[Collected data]
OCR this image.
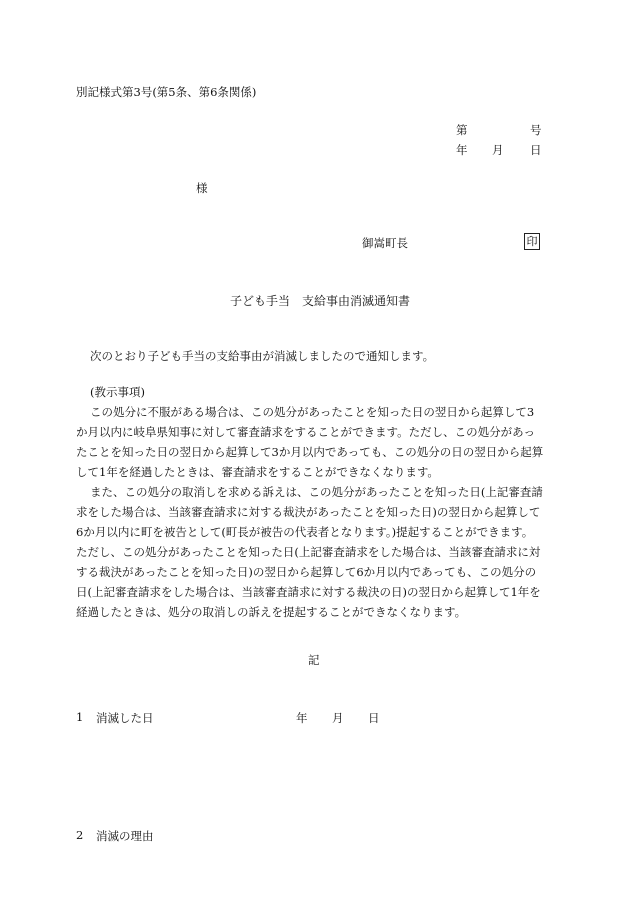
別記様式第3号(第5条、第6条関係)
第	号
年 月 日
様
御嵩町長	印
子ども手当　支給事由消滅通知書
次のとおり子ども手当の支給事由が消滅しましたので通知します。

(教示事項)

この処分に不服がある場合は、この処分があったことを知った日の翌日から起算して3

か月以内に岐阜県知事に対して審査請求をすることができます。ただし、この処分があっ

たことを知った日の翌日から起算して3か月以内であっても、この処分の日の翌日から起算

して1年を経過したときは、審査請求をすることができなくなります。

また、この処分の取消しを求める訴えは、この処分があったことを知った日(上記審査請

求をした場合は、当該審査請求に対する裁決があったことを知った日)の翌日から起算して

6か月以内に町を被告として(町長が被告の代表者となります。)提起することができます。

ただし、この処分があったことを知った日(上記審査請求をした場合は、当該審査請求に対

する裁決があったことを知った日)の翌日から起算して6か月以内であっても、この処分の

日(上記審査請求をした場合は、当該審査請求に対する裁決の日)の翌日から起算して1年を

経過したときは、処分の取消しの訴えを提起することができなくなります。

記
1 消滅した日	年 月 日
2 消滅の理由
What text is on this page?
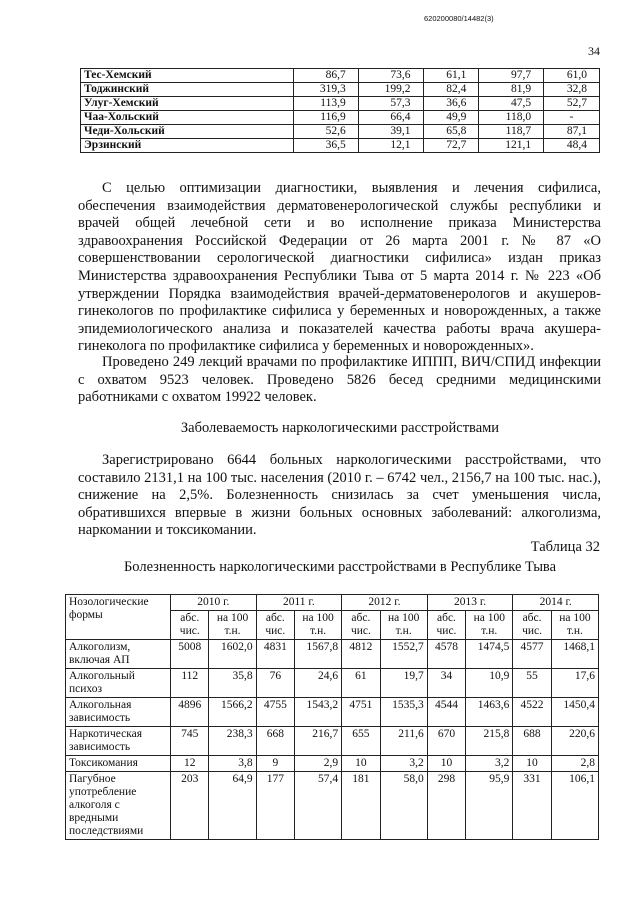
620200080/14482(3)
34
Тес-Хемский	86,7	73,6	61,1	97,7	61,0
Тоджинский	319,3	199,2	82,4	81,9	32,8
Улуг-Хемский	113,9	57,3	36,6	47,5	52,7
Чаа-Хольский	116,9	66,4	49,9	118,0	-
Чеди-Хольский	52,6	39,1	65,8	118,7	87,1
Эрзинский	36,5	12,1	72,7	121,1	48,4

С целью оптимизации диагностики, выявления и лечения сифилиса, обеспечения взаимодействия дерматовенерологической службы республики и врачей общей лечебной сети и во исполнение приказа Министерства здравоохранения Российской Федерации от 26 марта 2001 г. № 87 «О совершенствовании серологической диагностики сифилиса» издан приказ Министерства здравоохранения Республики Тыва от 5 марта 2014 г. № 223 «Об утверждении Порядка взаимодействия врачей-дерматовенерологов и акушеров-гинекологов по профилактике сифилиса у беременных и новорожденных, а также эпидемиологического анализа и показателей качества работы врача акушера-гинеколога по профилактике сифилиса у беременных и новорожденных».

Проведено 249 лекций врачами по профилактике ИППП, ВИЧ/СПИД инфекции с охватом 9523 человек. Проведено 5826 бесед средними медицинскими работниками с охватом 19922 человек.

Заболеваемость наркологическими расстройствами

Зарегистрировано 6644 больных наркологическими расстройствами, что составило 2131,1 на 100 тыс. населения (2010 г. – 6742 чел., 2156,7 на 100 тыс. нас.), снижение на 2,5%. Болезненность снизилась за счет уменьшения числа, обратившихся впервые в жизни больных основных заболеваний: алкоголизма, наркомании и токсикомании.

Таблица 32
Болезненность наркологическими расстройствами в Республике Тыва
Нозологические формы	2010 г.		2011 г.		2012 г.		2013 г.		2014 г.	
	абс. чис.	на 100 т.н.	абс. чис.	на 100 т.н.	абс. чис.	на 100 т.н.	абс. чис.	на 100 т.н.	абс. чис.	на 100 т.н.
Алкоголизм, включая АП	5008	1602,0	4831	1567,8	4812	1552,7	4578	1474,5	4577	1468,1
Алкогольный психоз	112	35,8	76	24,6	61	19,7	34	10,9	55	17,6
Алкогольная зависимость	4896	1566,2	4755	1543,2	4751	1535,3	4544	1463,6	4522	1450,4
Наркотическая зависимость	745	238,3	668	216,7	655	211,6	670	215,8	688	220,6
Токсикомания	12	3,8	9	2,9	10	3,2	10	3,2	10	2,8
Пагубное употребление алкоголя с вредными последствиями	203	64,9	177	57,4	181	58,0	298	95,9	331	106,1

### Exercise details:
Transcribe all the data word for word; the images stay out.

### Task output:
OCR this image.
別記様式第3号(第5条、第6条関係)
第	号
年 月 日
様
御嵩町長	印
子ども手当　支給事由消滅通知書
次のとおり子ども手当の支給事由が消滅しましたので通知します。

(教示事項)

この処分に不服がある場合は、この処分があったことを知った日の翌日から起算して3

か月以内に岐阜県知事に対して審査請求をすることができます。ただし、この処分があっ

たことを知った日の翌日から起算して3か月以内であっても、この処分の日の翌日から起算

して1年を経過したときは、審査請求をすることができなくなります。

また、この処分の取消しを求める訴えは、この処分があったことを知った日(上記審査請

求をした場合は、当該審査請求に対する裁決があったことを知った日)の翌日から起算して

6か月以内に町を被告として(町長が被告の代表者となります。)提起することができます。

ただし、この処分があったことを知った日(上記審査請求をした場合は、当該審査請求に対

する裁決があったことを知った日)の翌日から起算して6か月以内であっても、この処分の

日(上記審査請求をした場合は、当該審査請求に対する裁決の日)の翌日から起算して1年を

経過したときは、処分の取消しの訴えを提起することができなくなります。

記
1 消滅した日	年 月 日
2 消滅の理由
What text is on this page?
620200080/14482(3)
34
Тес-Хемский	86,7	73,6	61,1	97,7	61,0
Тоджинский	319,3	199,2	82,4	81,9	32,8
Улуг-Хемский	113,9	57,3	36,6	47,5	52,7
Чаа-Хольский	116,9	66,4	49,9	118,0	-
Чеди-Хольский	52,6	39,1	65,8	118,7	87,1
Эрзинский	36,5	12,1	72,7	121,1	48,4

С целью оптимизации диагностики, выявления и лечения сифилиса, обеспечения взаимодействия дерматовенерологической службы республики и врачей общей лечебной сети и во исполнение приказа Министерства здравоохранения Российской Федерации от 26 марта 2001 г. № 87 «О совершенствовании серологической диагностики сифилиса» издан приказ Министерства здравоохранения Республики Тыва от 5 марта 2014 г. № 223 «Об утверждении Порядка взаимодействия врачей-дерматовенерологов и акушеров-гинекологов по профилактике сифилиса у беременных и новорожденных, а также эпидемиологического анализа и показателей качества работы врача акушера-гинеколога по профилактике сифилиса у беременных и новорожденных».

Проведено 249 лекций врачами по профилактике ИППП, ВИЧ/СПИД инфекции с охватом 9523 человек. Проведено 5826 бесед средними медицинскими работниками с охватом 19922 человек.

Заболеваемость наркологическими расстройствами

Зарегистрировано 6644 больных наркологическими расстройствами, что составило 2131,1 на 100 тыс. населения (2010 г. – 6742 чел., 2156,7 на 100 тыс. нас.), снижение на 2,5%. Болезненность снизилась за счет уменьшения числа, обратившихся впервые в жизни больных основных заболеваний: алкоголизма, наркомании и токсикомании.

Таблица 32
Болезненность наркологическими расстройствами в Республике Тыва
Нозологические формы	2010 г.		2011 г.		2012 г.		2013 г.		2014 г.	
	абс. чис.	на 100 т.н.	абс. чис.	на 100 т.н.	абс. чис.	на 100 т.н.	абс. чис.	на 100 т.н.	абс. чис.	на 100 т.н.
Алкоголизм, включая АП	5008	1602,0	4831	1567,8	4812	1552,7	4578	1474,5	4577	1468,1
Алкогольный психоз	112	35,8	76	24,6	61	19,7	34	10,9	55	17,6
Алкогольная зависимость	4896	1566,2	4755	1543,2	4751	1535,3	4544	1463,6	4522	1450,4
Наркотическая зависимость	745	238,3	668	216,7	655	211,6	670	215,8	688	220,6
Токсикомания	12	3,8	9	2,9	10	3,2	10	3,2	10	2,8
Пагубное употребление алкоголя с вредными последствиями	203	64,9	177	57,4	181	58,0	298	95,9	331	106,1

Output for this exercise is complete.